** begin Exercise inputs **
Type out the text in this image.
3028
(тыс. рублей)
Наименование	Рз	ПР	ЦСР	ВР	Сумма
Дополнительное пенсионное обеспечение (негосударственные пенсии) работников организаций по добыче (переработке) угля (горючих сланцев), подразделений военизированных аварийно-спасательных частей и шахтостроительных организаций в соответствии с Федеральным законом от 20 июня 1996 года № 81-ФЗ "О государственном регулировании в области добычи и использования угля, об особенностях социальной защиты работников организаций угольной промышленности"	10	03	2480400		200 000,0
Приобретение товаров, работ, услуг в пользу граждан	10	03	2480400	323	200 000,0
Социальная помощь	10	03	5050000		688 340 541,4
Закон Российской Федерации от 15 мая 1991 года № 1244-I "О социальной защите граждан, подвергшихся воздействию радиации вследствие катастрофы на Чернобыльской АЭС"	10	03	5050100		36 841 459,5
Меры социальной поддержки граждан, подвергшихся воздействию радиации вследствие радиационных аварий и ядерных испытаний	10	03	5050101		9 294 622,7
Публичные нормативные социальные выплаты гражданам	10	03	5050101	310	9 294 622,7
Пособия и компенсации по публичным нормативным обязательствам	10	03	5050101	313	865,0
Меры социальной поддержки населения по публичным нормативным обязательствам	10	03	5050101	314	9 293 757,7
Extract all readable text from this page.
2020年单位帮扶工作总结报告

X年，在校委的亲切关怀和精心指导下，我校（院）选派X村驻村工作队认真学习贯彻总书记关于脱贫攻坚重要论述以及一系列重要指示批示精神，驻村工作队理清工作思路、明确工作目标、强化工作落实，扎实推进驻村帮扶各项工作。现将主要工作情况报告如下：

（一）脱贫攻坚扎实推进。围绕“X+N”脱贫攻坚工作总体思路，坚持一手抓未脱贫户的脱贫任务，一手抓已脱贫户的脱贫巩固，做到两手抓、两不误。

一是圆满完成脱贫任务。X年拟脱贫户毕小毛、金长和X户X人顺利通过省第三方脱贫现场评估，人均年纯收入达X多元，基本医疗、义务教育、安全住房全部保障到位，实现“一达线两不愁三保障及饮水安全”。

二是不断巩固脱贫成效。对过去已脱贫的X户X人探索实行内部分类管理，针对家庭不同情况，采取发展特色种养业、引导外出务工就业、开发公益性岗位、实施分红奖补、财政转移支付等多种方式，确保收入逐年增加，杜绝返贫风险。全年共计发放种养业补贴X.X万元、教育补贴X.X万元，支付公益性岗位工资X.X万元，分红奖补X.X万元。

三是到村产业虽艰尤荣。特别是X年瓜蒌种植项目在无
** end Exercise inputs **
#### Instructions to follow:
Find the line containing "Extract all readable text from this page." in the material above. Print it and every line after it through the end, exactly and only those.

#### Exercise response:
Extract all readable text from this page.
2020年单位帮扶工作总结报告

X年，在校委的亲切关怀和精心指导下，我校（院）选派X村驻村工作队认真学习贯彻总书记关于脱贫攻坚重要论述以及一系列重要指示批示精神，驻村工作队理清工作思路、明确工作目标、强化工作落实，扎实推进驻村帮扶各项工作。现将主要工作情况报告如下：

（一）脱贫攻坚扎实推进。围绕“X+N”脱贫攻坚工作总体思路，坚持一手抓未脱贫户的脱贫任务，一手抓已脱贫户的脱贫巩固，做到两手抓、两不误。

一是圆满完成脱贫任务。X年拟脱贫户毕小毛、金长和X户X人顺利通过省第三方脱贫现场评估，人均年纯收入达X多元，基本医疗、义务教育、安全住房全部保障到位，实现“一达线两不愁三保障及饮水安全”。

二是不断巩固脱贫成效。对过去已脱贫的X户X人探索实行内部分类管理，针对家庭不同情况，采取发展特色种养业、引导外出务工就业、开发公益性岗位、实施分红奖补、财政转移支付等多种方式，确保收入逐年增加，杜绝返贫风险。全年共计发放种养业补贴X.X万元、教育补贴X.X万元，支付公益性岗位工资X.X万元，分红奖补X.X万元。

三是到村产业虽艰尤荣。特别是X年瓜蒌种植项目在无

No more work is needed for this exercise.